* BEGIN *

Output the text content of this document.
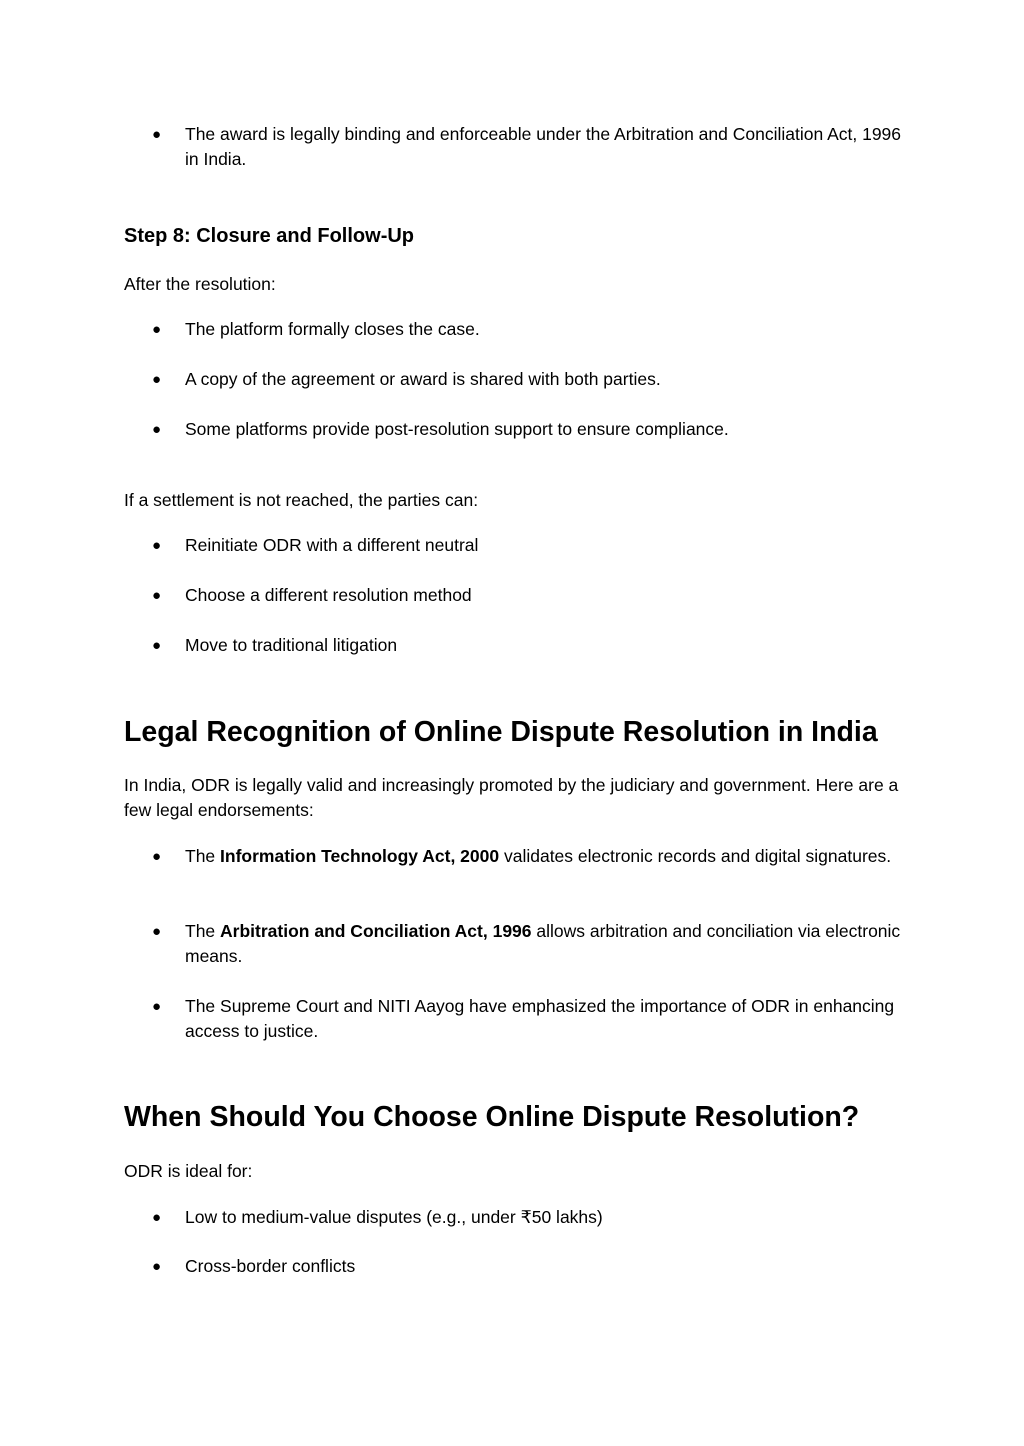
● The award is legally binding and enforceable under the Arbitration and Conciliation Act, 1996 in India.
Step 8: Closure and Follow-Up

After the resolution:

● The platform formally closes the case.
● A copy of the agreement or award is shared with both parties.
● Some platforms provide post-resolution support to ensure compliance.

If a settlement is not reached, the parties can:

● Reinitiate ODR with a different neutral
● Choose a different resolution method
● Move to traditional litigation
Legal Recognition of Online Dispute Resolution in India

In India, ODR is legally valid and increasingly promoted by the judiciary and government. Here are a few legal endorsements:

● The Information Technology Act, 2000 validates electronic records and digital signatures.
● The Arbitration and Conciliation Act, 1996 allows arbitration and conciliation via electronic means.
● The Supreme Court and NITI Aayog have emphasized the importance of ODR in enhancing access to justice.
When Should You Choose Online Dispute Resolution?

ODR is ideal for:

● Low to medium-value disputes (e.g., under ₹50 lakhs)
● Cross-border conflicts
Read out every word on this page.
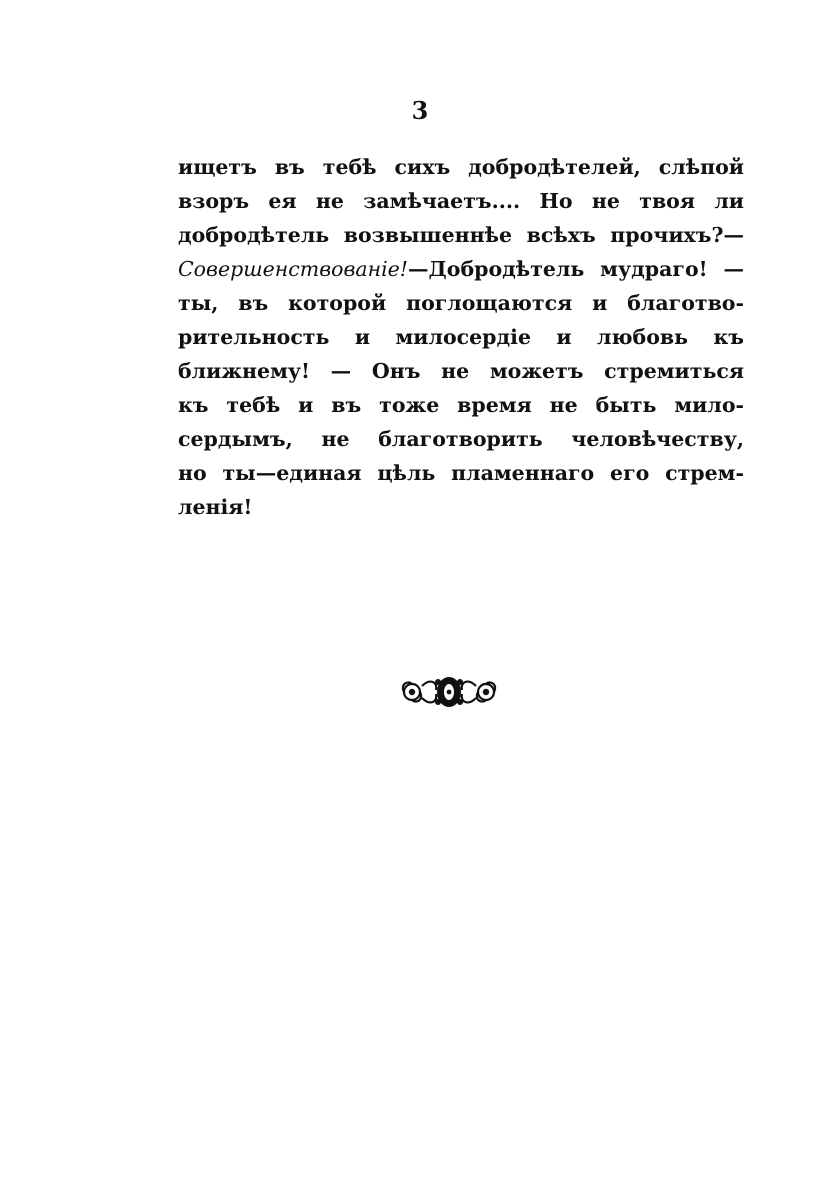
3
ищетъ въ тебѣ сихъ добродѣтелей, слѣпой
взоръ ея не замѣчаетъ.... Но не твоя ли
добродѣтель возвышеннѣе всѣхъ прочихъ?—
Совершенствованіе!—Добродѣтель мудраго! —
ты, въ которой поглощаются и благотво-
рительность и милосердіе и любовь къ
ближнему! — Онъ не можетъ стремиться
къ тебѣ и въ тоже время не быть мило-
сердымъ, не благотворить человѣчеству,
но ты—единая цѣль пламеннаго его стрем-
ленія!
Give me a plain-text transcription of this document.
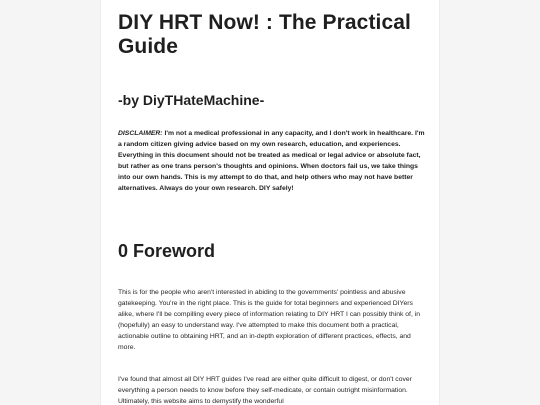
DIY HRT Now! : The Practical Guide
-by DiyTHateMachine-

DISCLAIMER: I'm not a medical professional in any capacity, and I don't work in healthcare. I'm a random citizen giving advice based on my own research, education, and experiences. Everything in this document should not be treated as medical or legal advice or absolute fact, but rather as one trans person's thoughts and opinions. When doctors fail us, we take things into our own hands. This is my attempt to do that, and help others who may not have better alternatives. Always do your own research. DIY safely!

0 Foreword

This is for the people who aren't interested in abiding to the governments' pointless and abusive gatekeeping. You're in the right place. This is the guide for total beginners and experienced DIYers alike, where I'll be compilling every piece of information relating to DIY HRT I can possibly think of, in (hopefully) an easy to understand way. I've attempted to make this document both a practical, actionable outline to obtaining HRT, and an in-depth exploration of different practices, effects, and more.

I've found that almost all DIY HRT guides I've read are either quite difficult to digest, or don't cover everything a person needs to know before they self-medicate, or contain outright misinformation. Ultimately, this website aims to demystify the wonderful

* END *

→ **Short exercise**: Copy each line exactly, and leave the pictures out of your copy.

→ **Response below**:
Output the text content of this document.
● The award is legally binding and enforceable under the Arbitration and Conciliation Act, 1996 in India.
Step 8: Closure and Follow-Up

After the resolution:

● The platform formally closes the case.
● A copy of the agreement or award is shared with both parties.
● Some platforms provide post-resolution support to ensure compliance.

If a settlement is not reached, the parties can:

● Reinitiate ODR with a different neutral
● Choose a different resolution method
● Move to traditional litigation
Legal Recognition of Online Dispute Resolution in India

In India, ODR is legally valid and increasingly promoted by the judiciary and government. Here are a few legal endorsements:

● The Information Technology Act, 2000 validates electronic records and digital signatures.
● The Arbitration and Conciliation Act, 1996 allows arbitration and conciliation via electronic means.
● The Supreme Court and NITI Aayog have emphasized the importance of ODR in enhancing access to justice.
When Should You Choose Online Dispute Resolution?

ODR is ideal for:

● Low to medium-value disputes (e.g., under ₹50 lakhs)
● Cross-border conflicts
Read out every word on this page.
3
ищетъ въ тебѣ сихъ добродѣтелей, слѣпой
взоръ ея не замѣчаетъ.... Но не твоя ли
добродѣтель возвышеннѣе всѣхъ прочихъ?—
Совершенствованіе!—Добродѣтель мудраго! —
ты, въ которой поглощаются и благотво-
рительность и милосердіе и любовь къ
ближнему! — Онъ не можетъ стремиться
къ тебѣ и въ тоже время не быть мило-
сердымъ, не благотворить человѣчеству,
но ты—единая цѣль пламеннаго его стрем-
ленія!
Give me a plain-text transcription of this document.
DIY HRT Now! : The Practical Guide
-by DiyTHateMachine-

DISCLAIMER: I'm not a medical professional in any capacity, and I don't work in healthcare. I'm a random citizen giving advice based on my own research, education, and experiences. Everything in this document should not be treated as medical or legal advice or absolute fact, but rather as one trans person's thoughts and opinions. When doctors fail us, we take things into our own hands. This is my attempt to do that, and help others who may not have better alternatives. Always do your own research. DIY safely!

0 Foreword

This is for the people who aren't interested in abiding to the governments' pointless and abusive gatekeeping. You're in the right place. This is the guide for total beginners and experienced DIYers alike, where I'll be compilling every piece of information relating to DIY HRT I can possibly think of, in (hopefully) an easy to understand way. I've attempted to make this document both a practical, actionable outline to obtaining HRT, and an in-depth exploration of different practices, effects, and more.

I've found that almost all DIY HRT guides I've read are either quite difficult to digest, or don't cover everything a person needs to know before they self-medicate, or contain outright misinformation. Ultimately, this website aims to demystify the wonderful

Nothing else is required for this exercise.